TO DO> Copy each line holding the string "截交线为".
-- begin AVAILABLE RECORDS --
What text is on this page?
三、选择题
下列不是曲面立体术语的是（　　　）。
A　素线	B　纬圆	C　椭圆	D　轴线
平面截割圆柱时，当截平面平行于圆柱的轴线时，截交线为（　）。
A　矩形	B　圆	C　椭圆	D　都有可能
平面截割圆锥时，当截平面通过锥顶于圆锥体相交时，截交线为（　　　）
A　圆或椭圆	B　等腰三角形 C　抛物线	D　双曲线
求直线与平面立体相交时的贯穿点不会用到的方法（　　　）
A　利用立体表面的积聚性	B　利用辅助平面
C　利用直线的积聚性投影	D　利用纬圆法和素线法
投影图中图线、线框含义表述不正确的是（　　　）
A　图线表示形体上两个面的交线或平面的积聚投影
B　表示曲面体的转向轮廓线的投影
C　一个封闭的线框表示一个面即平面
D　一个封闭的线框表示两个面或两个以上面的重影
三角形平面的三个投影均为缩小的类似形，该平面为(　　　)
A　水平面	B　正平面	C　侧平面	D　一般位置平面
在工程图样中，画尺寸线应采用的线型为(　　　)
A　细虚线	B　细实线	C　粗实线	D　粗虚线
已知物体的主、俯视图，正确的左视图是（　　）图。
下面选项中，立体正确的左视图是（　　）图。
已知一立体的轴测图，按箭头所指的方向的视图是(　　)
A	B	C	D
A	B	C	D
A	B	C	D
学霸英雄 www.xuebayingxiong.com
-- end AVAILABLE RECORDS --
-- begin AVAILABLE RECORDS --
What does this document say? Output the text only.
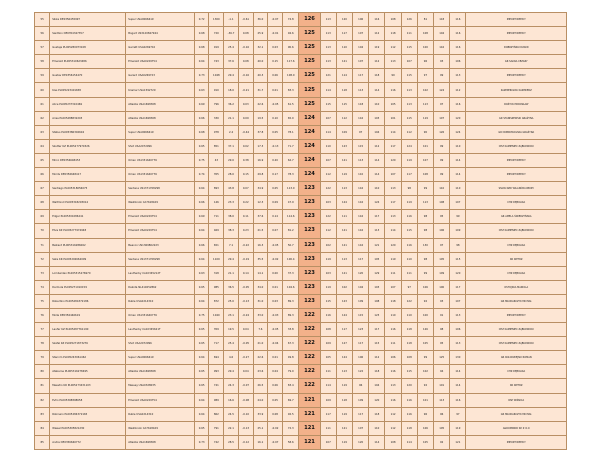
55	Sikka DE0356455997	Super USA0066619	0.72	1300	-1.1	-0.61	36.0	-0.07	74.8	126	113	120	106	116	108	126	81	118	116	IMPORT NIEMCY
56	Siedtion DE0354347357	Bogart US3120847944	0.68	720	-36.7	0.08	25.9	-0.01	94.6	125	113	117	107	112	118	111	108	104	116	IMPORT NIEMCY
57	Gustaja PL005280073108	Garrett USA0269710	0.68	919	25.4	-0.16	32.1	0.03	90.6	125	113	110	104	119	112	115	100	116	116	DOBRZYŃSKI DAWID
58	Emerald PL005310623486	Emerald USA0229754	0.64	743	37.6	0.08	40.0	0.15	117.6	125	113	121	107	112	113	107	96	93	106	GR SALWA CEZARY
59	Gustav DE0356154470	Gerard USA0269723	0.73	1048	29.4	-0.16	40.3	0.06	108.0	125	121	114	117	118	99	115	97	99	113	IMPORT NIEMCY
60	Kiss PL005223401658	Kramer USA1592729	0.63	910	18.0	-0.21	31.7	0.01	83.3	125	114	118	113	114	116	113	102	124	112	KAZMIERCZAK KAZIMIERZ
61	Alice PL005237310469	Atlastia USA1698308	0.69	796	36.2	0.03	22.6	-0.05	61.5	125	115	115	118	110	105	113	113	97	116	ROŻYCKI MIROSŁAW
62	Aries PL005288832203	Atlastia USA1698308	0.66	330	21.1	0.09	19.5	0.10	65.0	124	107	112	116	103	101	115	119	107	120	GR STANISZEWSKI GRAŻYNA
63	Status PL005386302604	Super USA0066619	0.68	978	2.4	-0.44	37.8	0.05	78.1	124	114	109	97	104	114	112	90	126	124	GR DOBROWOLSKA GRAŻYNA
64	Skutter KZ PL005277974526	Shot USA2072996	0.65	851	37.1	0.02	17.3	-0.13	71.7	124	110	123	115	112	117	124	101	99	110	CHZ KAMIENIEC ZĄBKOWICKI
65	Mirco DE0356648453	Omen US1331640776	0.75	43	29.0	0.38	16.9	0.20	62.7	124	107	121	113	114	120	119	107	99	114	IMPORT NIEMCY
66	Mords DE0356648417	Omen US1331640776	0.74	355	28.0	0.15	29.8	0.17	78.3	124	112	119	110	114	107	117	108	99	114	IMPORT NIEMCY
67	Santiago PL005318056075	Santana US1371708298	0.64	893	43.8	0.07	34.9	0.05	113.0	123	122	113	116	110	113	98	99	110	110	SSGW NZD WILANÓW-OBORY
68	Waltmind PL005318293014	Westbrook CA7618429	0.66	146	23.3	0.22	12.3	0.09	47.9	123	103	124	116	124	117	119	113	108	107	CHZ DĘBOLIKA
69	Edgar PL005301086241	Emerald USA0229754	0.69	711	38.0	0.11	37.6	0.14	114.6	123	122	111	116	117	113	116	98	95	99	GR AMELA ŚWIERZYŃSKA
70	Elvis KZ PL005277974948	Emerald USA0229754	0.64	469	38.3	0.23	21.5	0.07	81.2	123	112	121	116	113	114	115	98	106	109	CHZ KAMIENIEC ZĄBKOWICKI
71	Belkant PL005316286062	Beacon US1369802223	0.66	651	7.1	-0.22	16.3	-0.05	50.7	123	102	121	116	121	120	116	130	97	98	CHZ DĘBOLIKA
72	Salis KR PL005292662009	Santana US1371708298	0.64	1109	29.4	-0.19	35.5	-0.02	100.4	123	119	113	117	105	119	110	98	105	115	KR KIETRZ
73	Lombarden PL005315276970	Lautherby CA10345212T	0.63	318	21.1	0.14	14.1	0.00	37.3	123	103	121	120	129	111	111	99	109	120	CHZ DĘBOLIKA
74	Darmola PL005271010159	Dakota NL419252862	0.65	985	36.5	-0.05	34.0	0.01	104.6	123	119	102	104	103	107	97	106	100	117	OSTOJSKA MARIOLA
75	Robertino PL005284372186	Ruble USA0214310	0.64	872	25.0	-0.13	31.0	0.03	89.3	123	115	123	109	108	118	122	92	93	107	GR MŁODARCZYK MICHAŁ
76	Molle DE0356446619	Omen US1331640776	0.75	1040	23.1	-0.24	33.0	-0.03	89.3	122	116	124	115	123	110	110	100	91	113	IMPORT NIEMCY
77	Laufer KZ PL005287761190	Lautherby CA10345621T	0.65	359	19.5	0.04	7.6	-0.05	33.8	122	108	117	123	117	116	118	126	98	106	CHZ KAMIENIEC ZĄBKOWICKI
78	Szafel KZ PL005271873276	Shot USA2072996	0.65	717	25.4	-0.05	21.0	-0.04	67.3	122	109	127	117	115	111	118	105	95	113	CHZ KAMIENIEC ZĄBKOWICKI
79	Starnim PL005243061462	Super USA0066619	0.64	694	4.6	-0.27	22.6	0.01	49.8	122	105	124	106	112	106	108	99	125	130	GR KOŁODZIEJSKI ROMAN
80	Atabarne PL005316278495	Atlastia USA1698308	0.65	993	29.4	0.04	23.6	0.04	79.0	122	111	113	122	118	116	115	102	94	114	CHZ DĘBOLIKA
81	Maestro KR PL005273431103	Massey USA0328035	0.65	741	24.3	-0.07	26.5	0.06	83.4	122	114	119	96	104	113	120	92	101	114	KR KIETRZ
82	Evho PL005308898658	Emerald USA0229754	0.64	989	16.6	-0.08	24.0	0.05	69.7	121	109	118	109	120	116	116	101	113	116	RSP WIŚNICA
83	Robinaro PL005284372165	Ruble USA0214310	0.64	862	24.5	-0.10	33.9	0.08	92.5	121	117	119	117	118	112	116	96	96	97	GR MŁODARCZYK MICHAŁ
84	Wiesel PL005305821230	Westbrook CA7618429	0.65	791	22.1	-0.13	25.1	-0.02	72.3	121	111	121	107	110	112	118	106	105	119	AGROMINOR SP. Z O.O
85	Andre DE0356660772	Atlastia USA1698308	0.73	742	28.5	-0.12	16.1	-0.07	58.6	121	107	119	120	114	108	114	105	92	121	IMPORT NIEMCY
-- end AVAILABLE RECORDS --
TASK RESULT>
平面截割圆柱时，当截平面平行于圆柱的轴线时，截交线为（　）。
平面截割圆锥时，当截平面通过锥顶于圆锥体相交时，截交线为（　　　）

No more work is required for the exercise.